TASK DIRECTIONS » Which lines hold the word "this"? Copy each of them from the material.

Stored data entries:

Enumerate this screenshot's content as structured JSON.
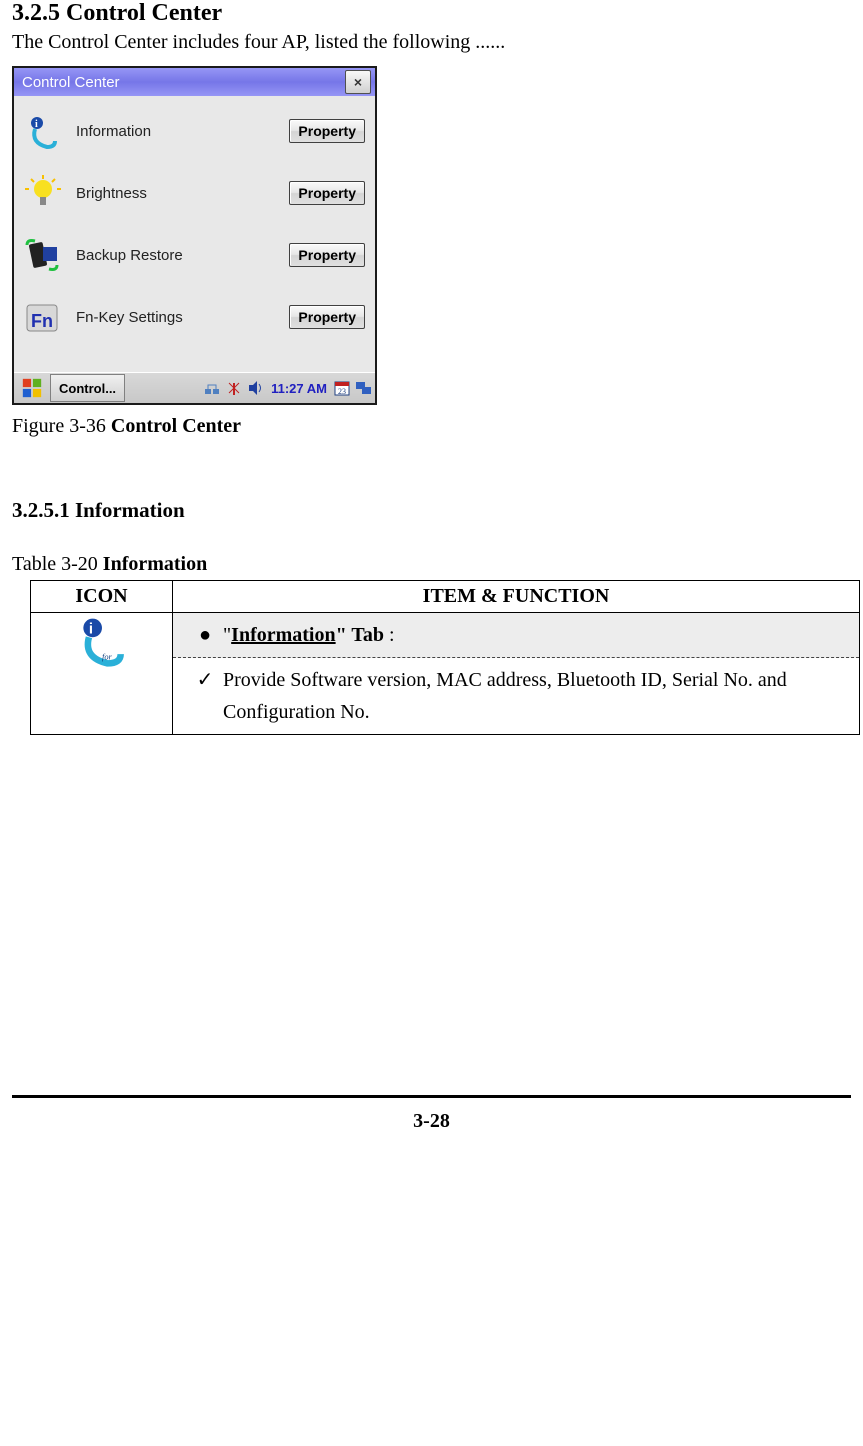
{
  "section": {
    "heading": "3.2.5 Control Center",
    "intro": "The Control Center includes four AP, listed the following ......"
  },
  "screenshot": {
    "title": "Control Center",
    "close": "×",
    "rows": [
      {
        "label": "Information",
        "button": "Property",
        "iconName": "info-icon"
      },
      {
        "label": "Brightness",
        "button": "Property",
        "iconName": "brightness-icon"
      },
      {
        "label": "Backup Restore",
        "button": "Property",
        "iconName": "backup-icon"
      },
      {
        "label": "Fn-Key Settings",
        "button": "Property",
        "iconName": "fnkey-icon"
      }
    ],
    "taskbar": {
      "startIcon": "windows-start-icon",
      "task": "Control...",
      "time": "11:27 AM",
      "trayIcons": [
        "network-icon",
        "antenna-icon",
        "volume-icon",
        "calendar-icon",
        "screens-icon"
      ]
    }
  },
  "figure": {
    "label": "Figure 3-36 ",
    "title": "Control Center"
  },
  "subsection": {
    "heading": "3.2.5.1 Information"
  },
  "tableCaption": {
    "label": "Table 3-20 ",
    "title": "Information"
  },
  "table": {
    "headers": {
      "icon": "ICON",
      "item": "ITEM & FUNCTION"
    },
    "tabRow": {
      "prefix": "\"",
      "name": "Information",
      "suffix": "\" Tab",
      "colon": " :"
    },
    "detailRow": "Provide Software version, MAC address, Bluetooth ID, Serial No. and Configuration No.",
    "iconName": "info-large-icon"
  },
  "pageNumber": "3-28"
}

==

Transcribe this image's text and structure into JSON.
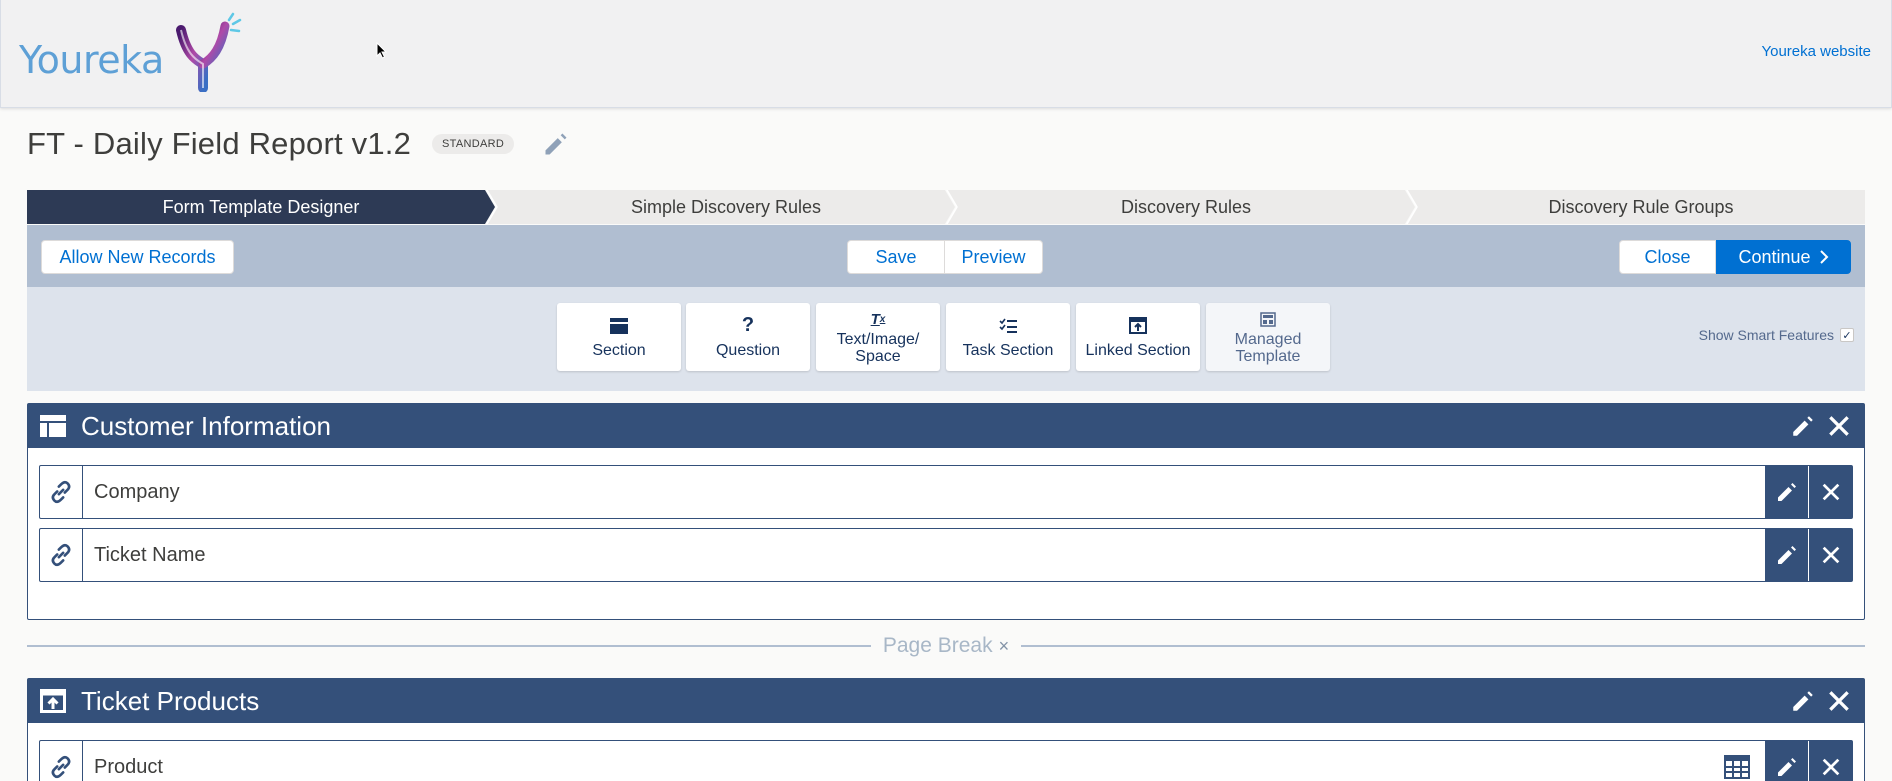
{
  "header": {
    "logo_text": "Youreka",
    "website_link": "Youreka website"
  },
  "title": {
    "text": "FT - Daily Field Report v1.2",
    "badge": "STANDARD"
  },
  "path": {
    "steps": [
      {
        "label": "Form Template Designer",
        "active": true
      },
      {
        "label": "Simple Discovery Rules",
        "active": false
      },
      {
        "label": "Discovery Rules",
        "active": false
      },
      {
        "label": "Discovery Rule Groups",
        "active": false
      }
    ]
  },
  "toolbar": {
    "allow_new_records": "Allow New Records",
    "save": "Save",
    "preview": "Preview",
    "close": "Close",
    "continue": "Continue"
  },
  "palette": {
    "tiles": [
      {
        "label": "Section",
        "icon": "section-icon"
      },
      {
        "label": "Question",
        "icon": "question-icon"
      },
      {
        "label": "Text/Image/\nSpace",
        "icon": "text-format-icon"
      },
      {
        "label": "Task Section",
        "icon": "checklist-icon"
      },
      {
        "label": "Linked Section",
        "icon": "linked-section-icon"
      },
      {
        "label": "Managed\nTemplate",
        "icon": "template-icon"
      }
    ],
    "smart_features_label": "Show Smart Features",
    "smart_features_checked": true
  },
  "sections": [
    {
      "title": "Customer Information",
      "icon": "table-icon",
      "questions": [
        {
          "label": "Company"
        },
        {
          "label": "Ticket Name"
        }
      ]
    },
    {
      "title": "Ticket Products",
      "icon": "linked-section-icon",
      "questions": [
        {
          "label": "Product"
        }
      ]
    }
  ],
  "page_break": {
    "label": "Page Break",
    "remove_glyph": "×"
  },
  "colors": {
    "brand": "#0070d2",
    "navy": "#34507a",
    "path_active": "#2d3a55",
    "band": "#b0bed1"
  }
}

WORKED SOLUTION »
Enumerate this screenshot's content as structured JSON.
Transcribe this image's text and structure into JSON.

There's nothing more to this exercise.